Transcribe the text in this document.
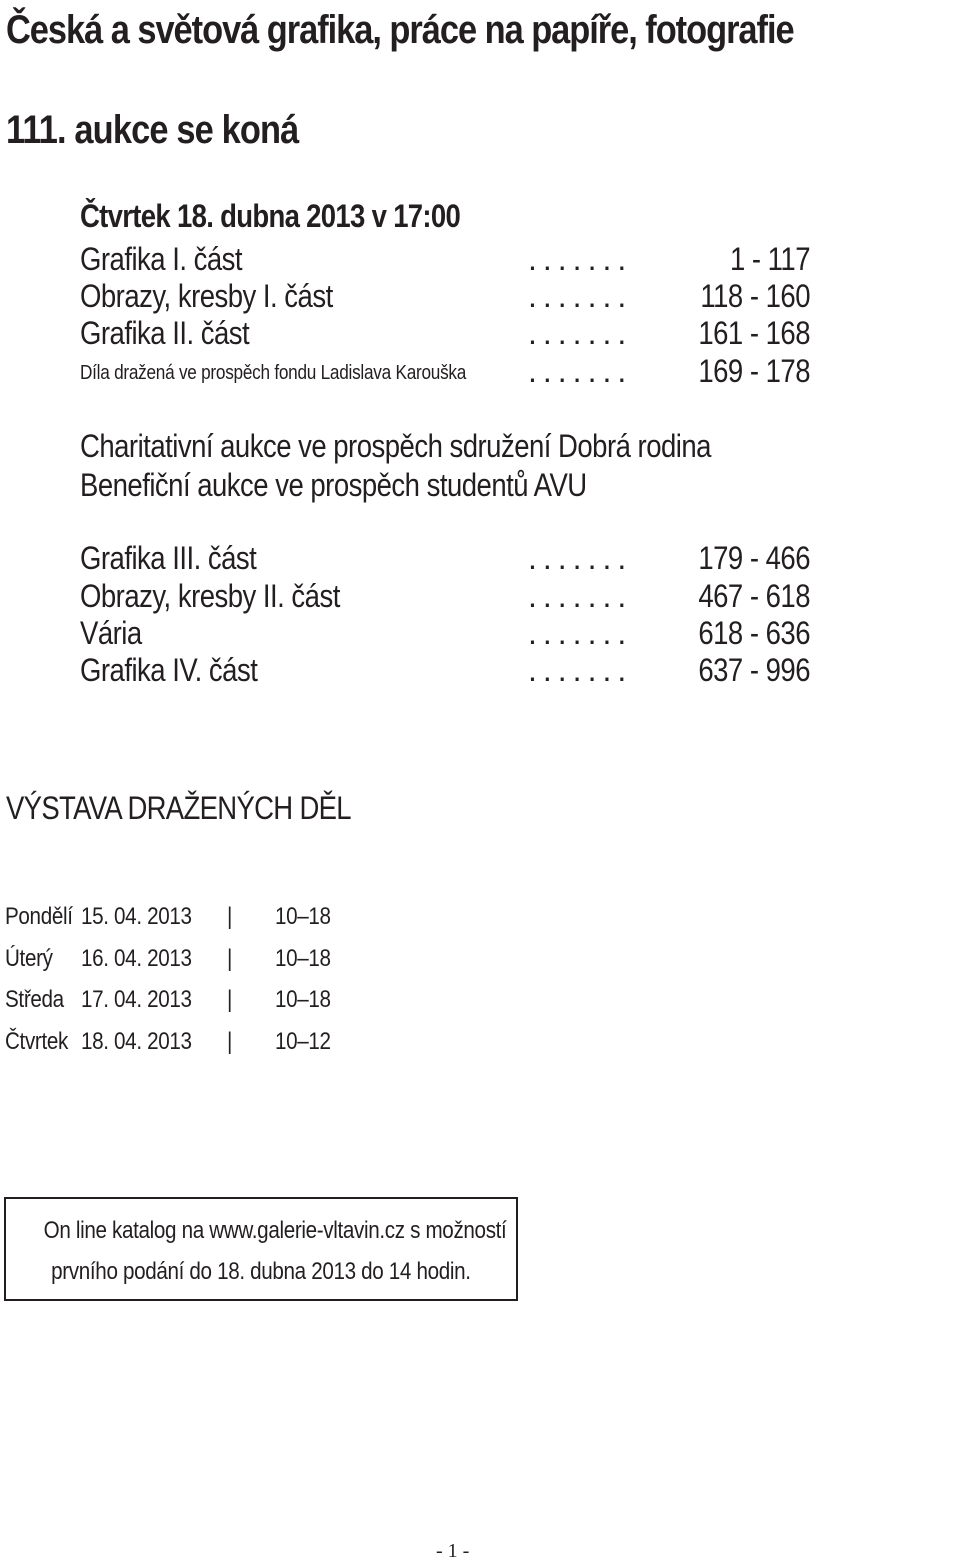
Česká a světová grafika, práce na papíře, fotografie
111. aukce se koná
Čtvrtek 18. dubna 2013 v 17:00
Grafika I. část	.......	1 - 117
Obrazy, kresby I. část	.......	118 - 160
Grafika II. část	.......	161 - 168
Díla dražená ve prospěch fondu Ladislava Karouška .......	169 - 178
Charitativní aukce ve prospěch sdružení Dobrá rodina
Benefiční aukce ve prospěch studentů AVU
Grafika III. část	.......	179 - 466
Obrazy, kresby II. část	.......	467 - 618
Vária	.......	618 - 636
Grafika IV. část	.......	637 - 996
VÝSTAVA DRAŽENÝCH DĚL
Pondělí 15. 04. 2013 | 10–18
Úterý 16. 04. 2013 | 10–18
Středa 17. 04. 2013 | 10–18
Čtvrtek 18. 04. 2013 | 10–12
On line katalog na www.galerie-vltavin.cz s možností
prvního podání do 18. dubna 2013 do 14 hodin.
- 1 -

_What is needed_
Copy out each line exactly, without the pictures.

_In response_
Transcribe the text in this document.
Česká a světová grafika, práce na papíře, fotografie
111. aukce se koná
Čtvrtek 18. dubna 2013 v 17:00
Grafika I. část	.......	1 - 117
Obrazy, kresby I. část	.......	118 - 160
Grafika II. část	.......	161 - 168
Díla dražená ve prospěch fondu Ladislava Karouška .......	169 - 178
Charitativní aukce ve prospěch sdružení Dobrá rodina
Benefiční aukce ve prospěch studentů AVU
Grafika III. část	.......	179 - 466
Obrazy, kresby II. část	.......	467 - 618
Vária	.......	618 - 636
Grafika IV. část	.......	637 - 996
VÝSTAVA DRAŽENÝCH DĚL
Pondělí 15. 04. 2013 | 10–18
Úterý 16. 04. 2013 | 10–18
Středa 17. 04. 2013 | 10–18
Čtvrtek 18. 04. 2013 | 10–12
On line katalog na www.galerie-vltavin.cz s možností
prvního podání do 18. dubna 2013 do 14 hodin.
- 1 -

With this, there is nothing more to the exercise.